**Work instructions**
Search the material below for the word "Заголовок". Copy every line that has it.

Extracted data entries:

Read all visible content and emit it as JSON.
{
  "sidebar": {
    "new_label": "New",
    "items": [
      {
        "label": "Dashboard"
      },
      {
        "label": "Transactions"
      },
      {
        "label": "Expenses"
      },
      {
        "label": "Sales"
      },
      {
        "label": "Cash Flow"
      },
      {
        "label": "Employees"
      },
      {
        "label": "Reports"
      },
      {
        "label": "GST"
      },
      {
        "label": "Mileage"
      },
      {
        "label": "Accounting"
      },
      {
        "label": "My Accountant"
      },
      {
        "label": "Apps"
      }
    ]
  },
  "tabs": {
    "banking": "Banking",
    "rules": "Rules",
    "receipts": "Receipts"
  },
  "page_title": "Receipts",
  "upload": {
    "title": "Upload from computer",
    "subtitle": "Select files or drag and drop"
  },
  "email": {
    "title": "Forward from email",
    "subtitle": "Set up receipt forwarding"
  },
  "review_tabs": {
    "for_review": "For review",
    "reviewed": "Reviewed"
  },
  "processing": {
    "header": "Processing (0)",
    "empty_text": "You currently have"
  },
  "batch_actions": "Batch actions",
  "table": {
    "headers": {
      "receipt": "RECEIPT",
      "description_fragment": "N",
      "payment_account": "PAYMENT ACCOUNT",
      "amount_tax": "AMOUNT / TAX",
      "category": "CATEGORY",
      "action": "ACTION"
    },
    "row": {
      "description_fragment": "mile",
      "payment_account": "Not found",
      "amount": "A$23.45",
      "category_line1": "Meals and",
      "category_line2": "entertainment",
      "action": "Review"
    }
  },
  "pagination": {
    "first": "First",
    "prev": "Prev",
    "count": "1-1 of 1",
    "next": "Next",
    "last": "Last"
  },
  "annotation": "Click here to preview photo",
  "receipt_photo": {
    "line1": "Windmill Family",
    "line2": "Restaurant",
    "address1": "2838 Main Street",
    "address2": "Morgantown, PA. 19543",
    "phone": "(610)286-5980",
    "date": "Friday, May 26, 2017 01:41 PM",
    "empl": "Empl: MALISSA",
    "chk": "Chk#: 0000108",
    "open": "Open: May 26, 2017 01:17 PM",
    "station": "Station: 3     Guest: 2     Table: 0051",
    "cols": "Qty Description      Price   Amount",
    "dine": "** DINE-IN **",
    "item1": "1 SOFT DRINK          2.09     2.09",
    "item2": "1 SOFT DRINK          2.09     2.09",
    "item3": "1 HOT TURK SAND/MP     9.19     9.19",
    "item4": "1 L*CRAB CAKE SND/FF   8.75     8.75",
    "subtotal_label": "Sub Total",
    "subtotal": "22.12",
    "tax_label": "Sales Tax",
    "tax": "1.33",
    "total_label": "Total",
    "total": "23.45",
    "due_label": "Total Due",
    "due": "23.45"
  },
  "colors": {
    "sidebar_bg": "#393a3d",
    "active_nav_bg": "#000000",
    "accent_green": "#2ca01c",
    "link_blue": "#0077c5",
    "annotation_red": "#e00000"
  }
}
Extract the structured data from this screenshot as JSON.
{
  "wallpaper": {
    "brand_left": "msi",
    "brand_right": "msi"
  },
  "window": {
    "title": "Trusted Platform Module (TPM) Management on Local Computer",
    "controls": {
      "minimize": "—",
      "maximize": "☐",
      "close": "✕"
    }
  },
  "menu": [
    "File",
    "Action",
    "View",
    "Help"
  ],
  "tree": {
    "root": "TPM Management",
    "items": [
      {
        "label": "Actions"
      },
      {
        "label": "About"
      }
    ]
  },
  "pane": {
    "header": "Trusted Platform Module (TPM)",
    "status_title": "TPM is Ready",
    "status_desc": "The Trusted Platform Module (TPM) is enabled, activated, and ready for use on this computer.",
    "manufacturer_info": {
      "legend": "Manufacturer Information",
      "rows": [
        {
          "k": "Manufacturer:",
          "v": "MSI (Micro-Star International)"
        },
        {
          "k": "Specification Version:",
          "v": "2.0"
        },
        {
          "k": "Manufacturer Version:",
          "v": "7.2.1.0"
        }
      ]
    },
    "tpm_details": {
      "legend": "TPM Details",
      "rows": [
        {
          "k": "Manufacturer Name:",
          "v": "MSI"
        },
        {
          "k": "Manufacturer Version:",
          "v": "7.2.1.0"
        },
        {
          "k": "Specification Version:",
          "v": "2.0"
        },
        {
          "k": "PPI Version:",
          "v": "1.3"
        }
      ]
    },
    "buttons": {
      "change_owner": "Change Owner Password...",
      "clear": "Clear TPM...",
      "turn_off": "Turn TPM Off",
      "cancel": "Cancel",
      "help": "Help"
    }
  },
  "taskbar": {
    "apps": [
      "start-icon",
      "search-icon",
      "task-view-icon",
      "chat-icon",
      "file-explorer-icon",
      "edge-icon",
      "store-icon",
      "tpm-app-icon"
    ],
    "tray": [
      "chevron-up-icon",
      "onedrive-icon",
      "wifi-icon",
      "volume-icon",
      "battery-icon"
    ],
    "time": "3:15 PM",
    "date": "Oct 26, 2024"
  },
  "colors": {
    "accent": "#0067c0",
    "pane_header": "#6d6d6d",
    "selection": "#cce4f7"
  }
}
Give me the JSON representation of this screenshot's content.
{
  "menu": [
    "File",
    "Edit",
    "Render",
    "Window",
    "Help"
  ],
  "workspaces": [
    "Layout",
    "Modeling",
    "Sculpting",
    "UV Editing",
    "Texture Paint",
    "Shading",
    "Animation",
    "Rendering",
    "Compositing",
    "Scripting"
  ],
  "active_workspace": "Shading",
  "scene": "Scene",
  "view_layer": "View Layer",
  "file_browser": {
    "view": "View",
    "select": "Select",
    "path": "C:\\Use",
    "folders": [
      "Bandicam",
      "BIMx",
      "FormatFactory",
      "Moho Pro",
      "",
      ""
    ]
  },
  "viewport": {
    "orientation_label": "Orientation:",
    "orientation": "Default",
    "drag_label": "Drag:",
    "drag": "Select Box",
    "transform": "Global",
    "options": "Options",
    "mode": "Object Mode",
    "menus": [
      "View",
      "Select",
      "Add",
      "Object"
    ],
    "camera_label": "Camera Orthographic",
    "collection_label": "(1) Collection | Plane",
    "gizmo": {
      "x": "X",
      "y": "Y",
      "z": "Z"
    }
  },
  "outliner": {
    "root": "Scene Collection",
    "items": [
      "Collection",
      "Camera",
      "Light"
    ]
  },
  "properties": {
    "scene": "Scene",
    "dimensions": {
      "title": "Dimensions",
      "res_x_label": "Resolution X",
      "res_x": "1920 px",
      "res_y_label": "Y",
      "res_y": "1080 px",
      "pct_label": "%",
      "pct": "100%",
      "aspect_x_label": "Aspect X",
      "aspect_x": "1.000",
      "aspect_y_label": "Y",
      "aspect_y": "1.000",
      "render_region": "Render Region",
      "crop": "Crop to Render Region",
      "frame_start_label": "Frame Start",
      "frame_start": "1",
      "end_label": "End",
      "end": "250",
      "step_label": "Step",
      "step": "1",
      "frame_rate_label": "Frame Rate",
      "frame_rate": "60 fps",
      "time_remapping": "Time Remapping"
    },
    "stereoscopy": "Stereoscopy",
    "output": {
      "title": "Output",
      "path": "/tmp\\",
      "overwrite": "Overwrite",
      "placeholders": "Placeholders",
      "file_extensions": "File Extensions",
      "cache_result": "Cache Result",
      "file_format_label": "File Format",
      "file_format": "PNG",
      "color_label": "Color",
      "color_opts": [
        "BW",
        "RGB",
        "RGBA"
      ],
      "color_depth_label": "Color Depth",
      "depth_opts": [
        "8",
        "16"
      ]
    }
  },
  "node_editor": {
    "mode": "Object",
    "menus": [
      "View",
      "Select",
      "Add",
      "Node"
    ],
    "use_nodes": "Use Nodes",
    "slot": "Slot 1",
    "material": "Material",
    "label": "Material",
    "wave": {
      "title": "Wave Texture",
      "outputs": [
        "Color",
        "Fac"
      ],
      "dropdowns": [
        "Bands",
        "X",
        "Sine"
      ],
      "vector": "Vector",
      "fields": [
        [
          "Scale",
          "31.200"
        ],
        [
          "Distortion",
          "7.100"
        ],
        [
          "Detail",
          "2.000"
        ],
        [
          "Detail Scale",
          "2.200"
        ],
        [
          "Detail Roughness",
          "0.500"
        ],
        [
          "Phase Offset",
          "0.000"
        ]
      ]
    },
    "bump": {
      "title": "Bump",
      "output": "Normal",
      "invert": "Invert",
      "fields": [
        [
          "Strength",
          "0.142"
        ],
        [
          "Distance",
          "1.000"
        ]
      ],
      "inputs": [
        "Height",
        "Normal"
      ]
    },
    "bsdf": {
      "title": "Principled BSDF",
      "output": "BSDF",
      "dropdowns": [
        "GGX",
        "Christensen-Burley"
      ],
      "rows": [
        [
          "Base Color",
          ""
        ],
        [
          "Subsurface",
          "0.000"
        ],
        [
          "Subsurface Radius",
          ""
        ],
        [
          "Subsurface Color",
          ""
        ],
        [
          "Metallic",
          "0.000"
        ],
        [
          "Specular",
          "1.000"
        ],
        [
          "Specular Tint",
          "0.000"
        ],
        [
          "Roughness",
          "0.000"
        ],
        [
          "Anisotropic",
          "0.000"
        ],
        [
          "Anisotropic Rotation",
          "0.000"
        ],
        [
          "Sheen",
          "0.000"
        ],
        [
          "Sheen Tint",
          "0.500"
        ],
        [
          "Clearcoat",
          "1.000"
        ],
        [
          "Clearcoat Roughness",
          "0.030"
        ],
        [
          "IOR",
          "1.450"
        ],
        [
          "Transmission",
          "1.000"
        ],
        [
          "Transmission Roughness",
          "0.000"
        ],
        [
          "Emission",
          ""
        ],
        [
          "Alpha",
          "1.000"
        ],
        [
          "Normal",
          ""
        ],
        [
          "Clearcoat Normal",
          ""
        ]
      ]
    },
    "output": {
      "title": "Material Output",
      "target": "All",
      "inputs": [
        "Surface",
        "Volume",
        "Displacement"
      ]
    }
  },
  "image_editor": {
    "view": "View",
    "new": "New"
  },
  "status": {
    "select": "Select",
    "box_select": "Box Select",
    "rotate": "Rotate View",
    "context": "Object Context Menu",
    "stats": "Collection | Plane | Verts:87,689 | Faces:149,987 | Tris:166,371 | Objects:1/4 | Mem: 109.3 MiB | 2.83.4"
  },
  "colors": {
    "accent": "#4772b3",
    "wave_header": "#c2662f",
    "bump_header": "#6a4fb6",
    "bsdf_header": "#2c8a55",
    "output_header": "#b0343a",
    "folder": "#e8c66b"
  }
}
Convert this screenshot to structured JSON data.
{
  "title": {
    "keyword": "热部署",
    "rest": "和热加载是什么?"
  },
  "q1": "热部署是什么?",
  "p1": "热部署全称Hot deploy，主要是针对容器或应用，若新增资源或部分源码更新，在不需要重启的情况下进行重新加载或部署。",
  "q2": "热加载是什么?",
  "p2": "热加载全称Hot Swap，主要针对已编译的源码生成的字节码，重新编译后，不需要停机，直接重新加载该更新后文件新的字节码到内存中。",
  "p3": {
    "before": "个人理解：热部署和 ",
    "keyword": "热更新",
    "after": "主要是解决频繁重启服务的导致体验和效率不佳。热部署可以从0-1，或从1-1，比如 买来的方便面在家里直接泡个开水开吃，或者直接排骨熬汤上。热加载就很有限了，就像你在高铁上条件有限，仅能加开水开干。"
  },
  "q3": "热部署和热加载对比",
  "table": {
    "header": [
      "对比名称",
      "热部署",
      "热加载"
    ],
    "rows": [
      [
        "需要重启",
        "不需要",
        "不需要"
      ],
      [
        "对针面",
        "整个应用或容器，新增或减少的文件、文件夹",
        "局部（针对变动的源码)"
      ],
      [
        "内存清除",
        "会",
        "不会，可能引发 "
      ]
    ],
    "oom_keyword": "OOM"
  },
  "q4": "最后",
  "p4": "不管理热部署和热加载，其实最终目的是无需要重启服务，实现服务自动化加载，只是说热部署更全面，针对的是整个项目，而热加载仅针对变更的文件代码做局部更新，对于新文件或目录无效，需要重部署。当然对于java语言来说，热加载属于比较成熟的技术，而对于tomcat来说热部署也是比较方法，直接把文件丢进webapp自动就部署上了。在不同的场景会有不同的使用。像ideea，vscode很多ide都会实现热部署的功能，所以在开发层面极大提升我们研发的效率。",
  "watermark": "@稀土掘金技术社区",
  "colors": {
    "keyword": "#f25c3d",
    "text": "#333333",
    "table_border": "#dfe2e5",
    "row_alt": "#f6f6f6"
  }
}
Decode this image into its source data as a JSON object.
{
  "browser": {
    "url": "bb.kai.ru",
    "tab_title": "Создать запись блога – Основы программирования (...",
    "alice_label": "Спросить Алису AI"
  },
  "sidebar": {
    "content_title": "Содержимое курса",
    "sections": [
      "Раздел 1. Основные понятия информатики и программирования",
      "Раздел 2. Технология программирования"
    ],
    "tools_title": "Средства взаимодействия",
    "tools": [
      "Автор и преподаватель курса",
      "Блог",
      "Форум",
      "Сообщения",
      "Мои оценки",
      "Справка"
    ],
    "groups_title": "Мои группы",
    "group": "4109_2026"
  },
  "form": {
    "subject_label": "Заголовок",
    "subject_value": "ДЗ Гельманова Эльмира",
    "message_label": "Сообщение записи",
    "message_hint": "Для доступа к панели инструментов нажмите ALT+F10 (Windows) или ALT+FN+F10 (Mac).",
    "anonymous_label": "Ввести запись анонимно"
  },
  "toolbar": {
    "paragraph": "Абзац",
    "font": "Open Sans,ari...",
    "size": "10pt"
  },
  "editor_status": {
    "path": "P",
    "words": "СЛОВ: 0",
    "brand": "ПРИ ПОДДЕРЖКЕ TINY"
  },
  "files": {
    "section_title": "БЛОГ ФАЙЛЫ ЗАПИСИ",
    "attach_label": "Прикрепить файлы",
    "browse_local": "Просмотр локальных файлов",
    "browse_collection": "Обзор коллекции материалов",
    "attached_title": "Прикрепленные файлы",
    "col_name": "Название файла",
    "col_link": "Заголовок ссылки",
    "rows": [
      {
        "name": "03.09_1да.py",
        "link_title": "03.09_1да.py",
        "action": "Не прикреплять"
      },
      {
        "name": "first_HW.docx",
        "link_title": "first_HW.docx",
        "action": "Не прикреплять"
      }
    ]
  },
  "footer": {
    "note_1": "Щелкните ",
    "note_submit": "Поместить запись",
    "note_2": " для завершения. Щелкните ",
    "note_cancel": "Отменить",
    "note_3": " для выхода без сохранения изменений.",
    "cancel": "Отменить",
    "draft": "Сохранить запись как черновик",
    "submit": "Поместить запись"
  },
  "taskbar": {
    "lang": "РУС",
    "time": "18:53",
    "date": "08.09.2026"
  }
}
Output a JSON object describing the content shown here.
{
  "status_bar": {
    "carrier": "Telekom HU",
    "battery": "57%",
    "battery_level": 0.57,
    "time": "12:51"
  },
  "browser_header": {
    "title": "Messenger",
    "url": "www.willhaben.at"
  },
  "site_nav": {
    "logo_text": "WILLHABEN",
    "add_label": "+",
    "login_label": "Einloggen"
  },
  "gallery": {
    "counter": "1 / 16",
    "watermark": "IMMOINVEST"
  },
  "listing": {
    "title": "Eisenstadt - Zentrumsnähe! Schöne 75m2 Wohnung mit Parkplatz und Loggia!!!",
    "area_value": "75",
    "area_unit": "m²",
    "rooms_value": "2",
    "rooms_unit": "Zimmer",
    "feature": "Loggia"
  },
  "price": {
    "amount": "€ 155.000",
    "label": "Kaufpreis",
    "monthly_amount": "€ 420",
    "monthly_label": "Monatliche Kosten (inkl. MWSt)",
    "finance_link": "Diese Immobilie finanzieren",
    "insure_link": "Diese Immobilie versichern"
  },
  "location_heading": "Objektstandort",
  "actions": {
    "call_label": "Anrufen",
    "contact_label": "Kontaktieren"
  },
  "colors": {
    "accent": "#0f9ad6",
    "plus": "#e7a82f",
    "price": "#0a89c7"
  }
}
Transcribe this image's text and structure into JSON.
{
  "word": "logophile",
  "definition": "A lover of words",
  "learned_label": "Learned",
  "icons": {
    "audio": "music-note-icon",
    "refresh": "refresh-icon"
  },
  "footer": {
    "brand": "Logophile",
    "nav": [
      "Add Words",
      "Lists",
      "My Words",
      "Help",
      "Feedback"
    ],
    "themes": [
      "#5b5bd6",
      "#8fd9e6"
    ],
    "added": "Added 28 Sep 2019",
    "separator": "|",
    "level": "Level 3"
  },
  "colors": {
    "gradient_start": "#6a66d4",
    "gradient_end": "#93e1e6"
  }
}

**Reply**
    "subject_label": "Заголовок",
    "col_link": "Заголовок ссылки",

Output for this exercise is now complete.